(Reading passage):
The final decision will not include Huawei Technologies as one of the contenders.

ICT Minister Anudith Nakornthap claimed yesterday that he had never intimated that Shenzhen Scope Scientific Development had won the bidding. He insisted that he only pointed the company out because it was offering the lowest price compared to other firms.

However, upon a review of a reporter's recording of the interview, it appeared as if Anudith was indeed indicating that the bidding had been concluded after Shenzhen Scope Scientific Development received "the highest score". He did not say then that another round of bidding would be required, and virtually all newspapers published reports confirming Shenzhen Scope Scientific Development as the winner.

Anudith said yesterday that the computers-for-children policy committee chaired by Education Minister Suchart Tadathamrongvej would make a decision today after considering final offers from Shenzhen Scope Scientific Development and two other firms. Anudith is also a member of the committee.

The government plans to acquire 900,000 tablets for schoolchildren to fulfil an

election promise. The apparent flip-flopping in relation to the bidding will certainly raise suspicions of political interference. The other firms involved in the final decision are TCL Corporation and Haier Information Technology.

(Material for this task):
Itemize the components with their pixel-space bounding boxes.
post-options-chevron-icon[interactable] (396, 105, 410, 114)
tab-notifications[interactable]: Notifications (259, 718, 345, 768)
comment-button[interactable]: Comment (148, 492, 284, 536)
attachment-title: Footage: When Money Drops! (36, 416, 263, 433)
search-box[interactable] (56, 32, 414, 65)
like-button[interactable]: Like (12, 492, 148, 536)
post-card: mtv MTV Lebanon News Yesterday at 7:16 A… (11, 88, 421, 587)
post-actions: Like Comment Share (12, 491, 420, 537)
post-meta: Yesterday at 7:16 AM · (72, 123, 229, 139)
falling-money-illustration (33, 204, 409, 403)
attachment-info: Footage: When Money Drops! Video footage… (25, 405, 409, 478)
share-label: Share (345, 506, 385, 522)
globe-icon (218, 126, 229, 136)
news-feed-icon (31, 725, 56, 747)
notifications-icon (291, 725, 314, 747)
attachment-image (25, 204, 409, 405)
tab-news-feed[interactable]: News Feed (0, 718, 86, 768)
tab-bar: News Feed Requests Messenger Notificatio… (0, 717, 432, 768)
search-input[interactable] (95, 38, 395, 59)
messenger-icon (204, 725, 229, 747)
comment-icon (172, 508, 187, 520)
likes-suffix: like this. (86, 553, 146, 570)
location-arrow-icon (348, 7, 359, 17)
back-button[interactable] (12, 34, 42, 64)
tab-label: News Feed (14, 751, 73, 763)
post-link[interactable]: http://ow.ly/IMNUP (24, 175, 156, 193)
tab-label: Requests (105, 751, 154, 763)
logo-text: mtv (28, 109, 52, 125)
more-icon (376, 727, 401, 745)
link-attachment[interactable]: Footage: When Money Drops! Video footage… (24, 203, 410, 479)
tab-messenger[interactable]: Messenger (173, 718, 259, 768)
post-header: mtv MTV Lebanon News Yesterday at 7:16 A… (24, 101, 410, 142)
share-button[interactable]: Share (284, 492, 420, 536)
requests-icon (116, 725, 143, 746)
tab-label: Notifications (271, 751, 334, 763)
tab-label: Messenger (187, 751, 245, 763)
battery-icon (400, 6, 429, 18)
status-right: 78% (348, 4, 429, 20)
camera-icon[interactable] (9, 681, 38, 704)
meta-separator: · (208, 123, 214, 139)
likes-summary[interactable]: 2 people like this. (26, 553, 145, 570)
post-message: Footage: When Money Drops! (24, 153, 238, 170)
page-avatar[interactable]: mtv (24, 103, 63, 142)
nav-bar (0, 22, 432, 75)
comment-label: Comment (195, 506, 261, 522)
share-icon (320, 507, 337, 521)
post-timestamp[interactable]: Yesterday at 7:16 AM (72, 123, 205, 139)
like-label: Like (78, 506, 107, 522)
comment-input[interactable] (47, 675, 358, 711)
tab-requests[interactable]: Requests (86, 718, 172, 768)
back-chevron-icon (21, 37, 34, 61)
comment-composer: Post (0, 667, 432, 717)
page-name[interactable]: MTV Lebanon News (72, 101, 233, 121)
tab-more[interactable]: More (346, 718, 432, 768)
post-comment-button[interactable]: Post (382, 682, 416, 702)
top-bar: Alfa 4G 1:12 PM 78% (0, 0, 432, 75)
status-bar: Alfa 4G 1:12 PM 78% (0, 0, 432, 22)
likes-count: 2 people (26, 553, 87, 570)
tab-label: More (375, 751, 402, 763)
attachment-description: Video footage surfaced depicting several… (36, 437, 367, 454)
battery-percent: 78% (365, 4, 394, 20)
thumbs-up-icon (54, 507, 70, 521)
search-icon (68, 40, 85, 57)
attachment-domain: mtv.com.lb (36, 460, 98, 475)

(Exercises):
(a) Print the stretch of the tablet bidding report from "Anudith said yesterday" through "Haier Information Technology." word for word.
(b) Output, unchanged, the stretch of the records from their start through the line containing "falling-money-illustration (33, 204, 409, 403)".
The tablet bidding report and the records are separate, unrelated material.

(Task-by-task results):
(a)
Anudith said yesterday that the computers-for-children policy committee chaired by Education Minister Suchart Tadathamrongvej would make a decision today after considering final offers from Shenzhen Scope Scientific Development and two other firms. Anudith is also a member of the committee.

The government plans to acquire 900,000 tablets for schoolchildren to fulfil an

election promise. The apparent flip-flopping in relation to the bidding will certainly raise suspicions of political interference. The other firms involved in the final decision are TCL Corporation and Haier Information Technology.

(b)
Itemize the components with their pixel-space bounding boxes.
post-options-chevron-icon[interactable] (396, 105, 410, 114)
tab-notifications[interactable]: Notifications (259, 718, 345, 768)
comment-button[interactable]: Comment (148, 492, 284, 536)
attachment-title: Footage: When Money Drops! (36, 416, 263, 433)
search-box[interactable] (56, 32, 414, 65)
like-button[interactable]: Like (12, 492, 148, 536)
post-card: mtv MTV Lebanon News Yesterday at 7:16 A… (11, 88, 421, 587)
post-actions: Like Comment Share (12, 491, 420, 537)
post-meta: Yesterday at 7:16 AM · (72, 123, 229, 139)
falling-money-illustration (33, 204, 409, 403)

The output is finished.